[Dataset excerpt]
** START **

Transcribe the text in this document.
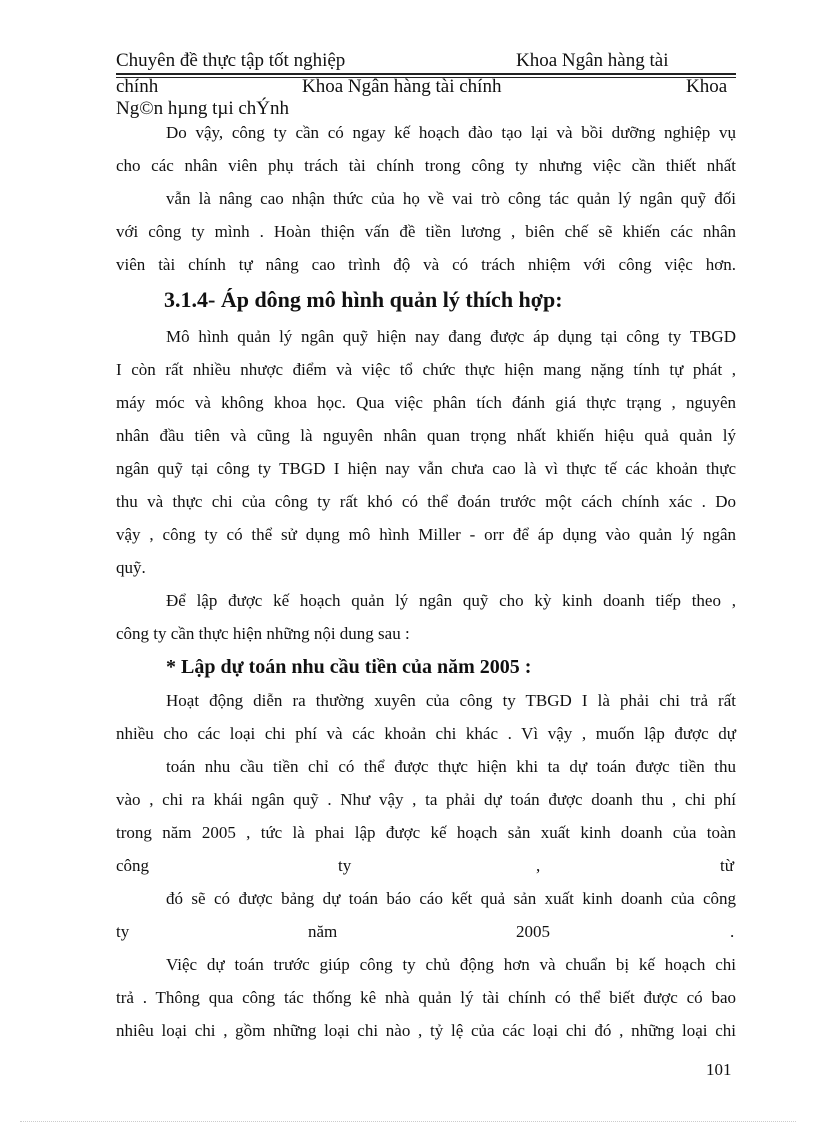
Chuyên đề thực tập tốt nghiệp	Khoa Ngân hàng tài
chính	Khoa Ngân hàng tài chính	Khoa
Ng©n hµng tµi chÝnh
Do vậy, công ty cần có ngay kế hoạch đào tạo lại và bồi dưỡng nghiệp vụ
cho các nhân viên phụ trách tài chính trong công ty nhưng việc cần thiết nhất
vẫn là nâng cao nhận thức của họ về vai trò công tác quản lý ngân quỹ đối
với công ty mình . Hoàn thiện vấn đề tiền lương , biên chế sẽ khiến các nhân
viên tài chính tự nâng cao trình độ và có trách nhiệm với công việc hơn.
3.1.4- Áp dông mô hình quản lý thích hợp:
Mô hình quản lý ngân quỹ hiện nay đang được áp dụng tại công ty TBGD
I còn rất nhiều nhược điểm và việc tổ chức thực hiện mang nặng tính tự phát ,
máy móc và không khoa học. Qua việc phân tích đánh giá thực trạng , nguyên
nhân đầu tiên và cũng là nguyên nhân quan trọng nhất khiến hiệu quả quản lý
ngân quỹ tại công ty TBGD I hiện nay vẫn chưa cao là vì thực tế các khoản thực
thu và thực chi của công ty rất khó có thể đoán trước một cách chính xác . Do
vậy , công ty có thể sử dụng mô hình Miller - orr để áp dụng vào quản lý ngân
quỹ.
Để lập được kế hoạch quản lý ngân quỹ cho kỳ kinh doanh tiếp theo ,
công ty cần thực hiện những nội dung sau :
* Lập dự toán nhu cầu tiền của năm 2005 :
Hoạt động diễn ra thường xuyên của công ty TBGD I là phải chi trả rất
nhiều cho các loại chi phí và các khoản chi khác . Vì vậy , muốn lập được dự
toán nhu cầu tiền chỉ có thể được thực hiện khi ta dự toán được tiền thu
vào , chi ra khái ngân quỹ . Như vậy , ta phải dự toán được doanh thu , chi phí
trong năm 2005 , tức là phai lập được kế hoạch sản xuất kinh doanh của toàn
công	ty	,	từ
đó sẽ có được bảng dự toán báo cáo kết quả sản xuất kinh doanh của công
ty	năm	2005	.
Việc dự toán trước giúp công ty chủ động hơn và chuẩn bị kế hoạch chi
trả . Thông qua công tác thống kê nhà quản lý tài chính có thể biết được có bao
nhiêu loại chi , gồm những loại chi nào , tỷ lệ của các loại chi đó , những loại chi
101
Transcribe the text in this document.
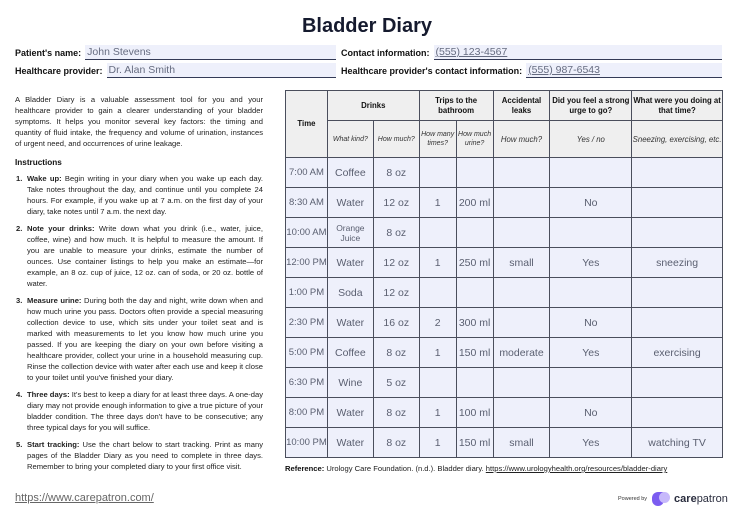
Bladder Diary
Patient's name: John Stevens
Healthcare provider: Dr. Alan Smith
Contact information: (555) 123-4567
Healthcare provider's contact information: (555) 987-6543

A Bladder Diary is a valuable assessment tool for you and your healthcare provider to gain a clearer understanding of your bladder symptoms. It helps you monitor several key factors: the timing and quantity of fluid intake, the frequency and volume of urination, instances of urgent need, and occurrences of urine leakage.

Instructions
1. Wake up: Begin writing in your diary when you wake up each day. Take notes throughout the day, and continue until you complete 24 hours. For example, if you wake up at 7 a.m. on the first day of your diary, take notes until 7 a.m. the next day.
2. Note your drinks: Write down what you drink (i.e., water, juice, coffee, wine) and how much. It is helpful to measure the amount. If you are unable to measure your drinks, estimate the number of ounces. Use container listings to help you make an estimate—for example, an 8 oz. cup of juice, 12 oz. can of soda, or 20 oz. bottle of water.
3. Measure urine: During both the day and night, write down when and how much urine you pass. Doctors often provide a special measuring collection device to use, which sits under your toilet seat and is marked with measurements to let you know how much urine you passed. If you are keeping the diary on your own before visiting a healthcare provider, collect your urine in a household measuring cup. Rinse the collection device with water after each use and keep it close to your toilet until you've finished your diary.
4. Three days: It's best to keep a diary for at least three days. A one-day diary may not provide enough information to give a true picture of your bladder condition. The three days don't have to be consecutive; any three typical days for you will suffice.
5. Start tracking: Use the chart below to start tracking. Print as many pages of the Bladder Diary as you need to complete in three days. Remember to bring your completed diary to your first office visit.
https://www.carepatron.com/
Time	Drinks		Trips to the bathroom		Accidental leaks	Did you feel a strong urge to go?	What were you doing at that time?
	What kind?	How much?	How many times?	How much urine?	How much?	Yes / no	Sneezing, exercising, etc.
7:00 AM	Coffee	8 oz					
8:30 AM	Water	12 oz	1	200 ml		No	
10:00 AM	Orange Juice	8 oz					
12:00 PM	Water	12 oz	1	250 ml	small	Yes	sneezing
1:00 PM	Soda	12 oz					
2:30 PM	Water	16 oz	2	300 ml		No	
5:00 PM	Coffee	8 oz	1	150 ml	moderate	Yes	exercising
6:30 PM	Wine	5 oz					
8:00 PM	Water	8 oz	1	100 ml		No	
10:00 PM	Water	8 oz	1	150 ml	small	Yes	watching TV
Reference: Urology Care Foundation. (n.d.). Bladder diary. https://www.urologyhealth.org/resources/bladder-diary
Powered by carepatron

** END **

Given exercise. Go back to the records above and write them out exactly, without the pictures.

Result of the task.
Transcribe the text in this document.
Chuyên đề thực tập tốt nghiệp	Khoa Ngân hàng tài
chính	Khoa Ngân hàng tài chính	Khoa
Ng©n hµng tµi chÝnh
Do vậy, công ty cần có ngay kế hoạch đào tạo lại và bồi dưỡng nghiệp vụ
cho các nhân viên phụ trách tài chính trong công ty nhưng việc cần thiết nhất
vẫn là nâng cao nhận thức của họ về vai trò công tác quản lý ngân quỹ đối
với công ty mình . Hoàn thiện vấn đề tiền lương , biên chế sẽ khiến các nhân
viên tài chính tự nâng cao trình độ và có trách nhiệm với công việc hơn.
3.1.4- Áp dông mô hình quản lý thích hợp:
Mô hình quản lý ngân quỹ hiện nay đang được áp dụng tại công ty TBGD
I còn rất nhiều nhược điểm và việc tổ chức thực hiện mang nặng tính tự phát ,
máy móc và không khoa học. Qua việc phân tích đánh giá thực trạng , nguyên
nhân đầu tiên và cũng là nguyên nhân quan trọng nhất khiến hiệu quả quản lý
ngân quỹ tại công ty TBGD I hiện nay vẫn chưa cao là vì thực tế các khoản thực
thu và thực chi của công ty rất khó có thể đoán trước một cách chính xác . Do
vậy , công ty có thể sử dụng mô hình Miller - orr để áp dụng vào quản lý ngân
quỹ.
Để lập được kế hoạch quản lý ngân quỹ cho kỳ kinh doanh tiếp theo ,
công ty cần thực hiện những nội dung sau :
* Lập dự toán nhu cầu tiền của năm 2005 :
Hoạt động diễn ra thường xuyên của công ty TBGD I là phải chi trả rất
nhiều cho các loại chi phí và các khoản chi khác . Vì vậy , muốn lập được dự
toán nhu cầu tiền chỉ có thể được thực hiện khi ta dự toán được tiền thu
vào , chi ra khái ngân quỹ . Như vậy , ta phải dự toán được doanh thu , chi phí
trong năm 2005 , tức là phai lập được kế hoạch sản xuất kinh doanh của toàn
công	ty	,	từ
đó sẽ có được bảng dự toán báo cáo kết quả sản xuất kinh doanh của công
ty	năm	2005	.
Việc dự toán trước giúp công ty chủ động hơn và chuẩn bị kế hoạch chi
trả . Thông qua công tác thống kê nhà quản lý tài chính có thể biết được có bao
nhiêu loại chi , gồm những loại chi nào , tỷ lệ của các loại chi đó , những loại chi
101
Transcribe the text in this document.
Bladder Diary
Patient's name: John Stevens
Healthcare provider: Dr. Alan Smith
Contact information: (555) 123-4567
Healthcare provider's contact information: (555) 987-6543

A Bladder Diary is a valuable assessment tool for you and your healthcare provider to gain a clearer understanding of your bladder symptoms. It helps you monitor several key factors: the timing and quantity of fluid intake, the frequency and volume of urination, instances of urgent need, and occurrences of urine leakage.

Instructions
1. Wake up: Begin writing in your diary when you wake up each day. Take notes throughout the day, and continue until you complete 24 hours. For example, if you wake up at 7 a.m. on the first day of your diary, take notes until 7 a.m. the next day.
2. Note your drinks: Write down what you drink (i.e., water, juice, coffee, wine) and how much. It is helpful to measure the amount. If you are unable to measure your drinks, estimate the number of ounces. Use container listings to help you make an estimate—for example, an 8 oz. cup of juice, 12 oz. can of soda, or 20 oz. bottle of water.
3. Measure urine: During both the day and night, write down when and how much urine you pass. Doctors often provide a special measuring collection device to use, which sits under your toilet seat and is marked with measurements to let you know how much urine you passed. If you are keeping the diary on your own before visiting a healthcare provider, collect your urine in a household measuring cup. Rinse the collection device with water after each use and keep it close to your toilet until you've finished your diary.
4. Three days: It's best to keep a diary for at least three days. A one-day diary may not provide enough information to give a true picture of your bladder condition. The three days don't have to be consecutive; any three typical days for you will suffice.
5. Start tracking: Use the chart below to start tracking. Print as many pages of the Bladder Diary as you need to complete in three days. Remember to bring your completed diary to your first office visit.
https://www.carepatron.com/
Time	Drinks		Trips to the bathroom		Accidental leaks	Did you feel a strong urge to go?	What were you doing at that time?
	What kind?	How much?	How many times?	How much urine?	How much?	Yes / no	Sneezing, exercising, etc.
7:00 AM	Coffee	8 oz					
8:30 AM	Water	12 oz	1	200 ml		No	
10:00 AM	Orange Juice	8 oz					
12:00 PM	Water	12 oz	1	250 ml	small	Yes	sneezing
1:00 PM	Soda	12 oz					
2:30 PM	Water	16 oz	2	300 ml		No	
5:00 PM	Coffee	8 oz	1	150 ml	moderate	Yes	exercising
6:30 PM	Wine	5 oz					
8:00 PM	Water	8 oz	1	100 ml		No	
10:00 PM	Water	8 oz	1	150 ml	small	Yes	watching TV
Reference: Urology Care Foundation. (n.d.). Bladder diary. https://www.urologyhealth.org/resources/bladder-diary
Powered by carepatron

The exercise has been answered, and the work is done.